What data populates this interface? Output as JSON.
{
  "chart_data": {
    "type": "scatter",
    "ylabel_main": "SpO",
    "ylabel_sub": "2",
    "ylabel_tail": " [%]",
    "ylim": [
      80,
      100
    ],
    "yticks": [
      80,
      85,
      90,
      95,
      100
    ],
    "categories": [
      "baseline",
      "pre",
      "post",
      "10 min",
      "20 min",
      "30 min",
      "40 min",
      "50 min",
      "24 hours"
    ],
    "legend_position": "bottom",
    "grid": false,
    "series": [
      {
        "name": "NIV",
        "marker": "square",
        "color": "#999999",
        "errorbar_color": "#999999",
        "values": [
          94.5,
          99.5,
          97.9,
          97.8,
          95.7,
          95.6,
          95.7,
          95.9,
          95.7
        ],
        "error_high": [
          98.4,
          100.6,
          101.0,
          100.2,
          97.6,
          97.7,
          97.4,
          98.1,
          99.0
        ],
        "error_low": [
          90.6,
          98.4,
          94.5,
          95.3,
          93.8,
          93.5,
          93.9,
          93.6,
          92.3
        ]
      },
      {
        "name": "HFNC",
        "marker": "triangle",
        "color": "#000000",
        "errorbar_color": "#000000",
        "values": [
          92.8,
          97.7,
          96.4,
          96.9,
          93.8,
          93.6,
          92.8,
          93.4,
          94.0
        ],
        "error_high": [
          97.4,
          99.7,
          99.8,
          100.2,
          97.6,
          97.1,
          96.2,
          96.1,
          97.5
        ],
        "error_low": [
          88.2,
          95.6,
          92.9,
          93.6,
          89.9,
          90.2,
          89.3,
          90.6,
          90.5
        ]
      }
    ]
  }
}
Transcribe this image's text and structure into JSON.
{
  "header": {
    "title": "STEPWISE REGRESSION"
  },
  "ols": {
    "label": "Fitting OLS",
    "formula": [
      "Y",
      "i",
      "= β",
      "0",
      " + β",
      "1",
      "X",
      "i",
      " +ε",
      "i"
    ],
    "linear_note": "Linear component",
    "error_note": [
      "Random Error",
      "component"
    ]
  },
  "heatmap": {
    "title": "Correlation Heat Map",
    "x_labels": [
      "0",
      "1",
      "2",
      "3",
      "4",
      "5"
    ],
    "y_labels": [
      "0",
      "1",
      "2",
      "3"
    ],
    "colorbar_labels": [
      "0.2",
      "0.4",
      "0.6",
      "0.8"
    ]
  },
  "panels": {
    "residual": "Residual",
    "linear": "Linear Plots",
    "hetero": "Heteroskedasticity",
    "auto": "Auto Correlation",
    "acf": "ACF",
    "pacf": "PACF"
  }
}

Given problem:
From the first line to the last, please quote the material above exactly.

Solution:
What data populates this interface? Output as JSON.
{
  "chart_data": {
    "type": "scatter",
    "ylabel_main": "SpO",
    "ylabel_sub": "2",
    "ylabel_tail": " [%]",
    "ylim": [
      80,
      100
    ],
    "yticks": [
      80,
      85,
      90,
      95,
      100
    ],
    "categories": [
      "baseline",
      "pre",
      "post",
      "10 min",
      "20 min",
      "30 min",
      "40 min",
      "50 min",
      "24 hours"
    ],
    "legend_position": "bottom",
    "grid": false,
    "series": [
      {
        "name": "NIV",
        "marker": "square",
        "color": "#999999",
        "errorbar_color": "#999999",
        "values": [
          94.5,
          99.5,
          97.9,
          97.8,
          95.7,
          95.6,
          95.7,
          95.9,
          95.7
        ],
        "error_high": [
          98.4,
          100.6,
          101.0,
          100.2,
          97.6,
          97.7,
          97.4,
          98.1,
          99.0
        ],
        "error_low": [
          90.6,
          98.4,
          94.5,
          95.3,
          93.8,
          93.5,
          93.9,
          93.6,
          92.3
        ]
      },
      {
        "name": "HFNC",
        "marker": "triangle",
        "color": "#000000",
        "errorbar_color": "#000000",
        "values": [
          92.8,
          97.7,
          96.4,
          96.9,
          93.8,
          93.6,
          92.8,
          93.4,
          94.0
        ],
        "error_high": [
          97.4,
          99.7,
          99.8,
          100.2,
          97.6,
          97.1,
          96.2,
          96.1,
          97.5
        ],
        "error_low": [
          88.2,
          95.6,
          92.9,
          93.6,
          89.9,
          90.2,
          89.3,
          90.6,
          90.5
        ]
      }
    ]
  }
}
Transcribe this image's text and structure into JSON.
{
  "header": {
    "title": "STEPWISE REGRESSION"
  },
  "ols": {
    "label": "Fitting OLS",
    "formula": [
      "Y",
      "i",
      "= β",
      "0",
      " + β",
      "1",
      "X",
      "i",
      " +ε",
      "i"
    ],
    "linear_note": "Linear component",
    "error_note": [
      "Random Error",
      "component"
    ]
  },
  "heatmap": {
    "title": "Correlation Heat Map",
    "x_labels": [
      "0",
      "1",
      "2",
      "3",
      "4",
      "5"
    ],
    "y_labels": [
      "0",
      "1",
      "2",
      "3"
    ],
    "colorbar_labels": [
      "0.2",
      "0.4",
      "0.6",
      "0.8"
    ]
  },
  "panels": {
    "residual": "Residual",
    "linear": "Linear Plots",
    "hetero": "Heteroskedasticity",
    "auto": "Auto Correlation",
    "acf": "ACF",
    "pacf": "PACF"
  }
}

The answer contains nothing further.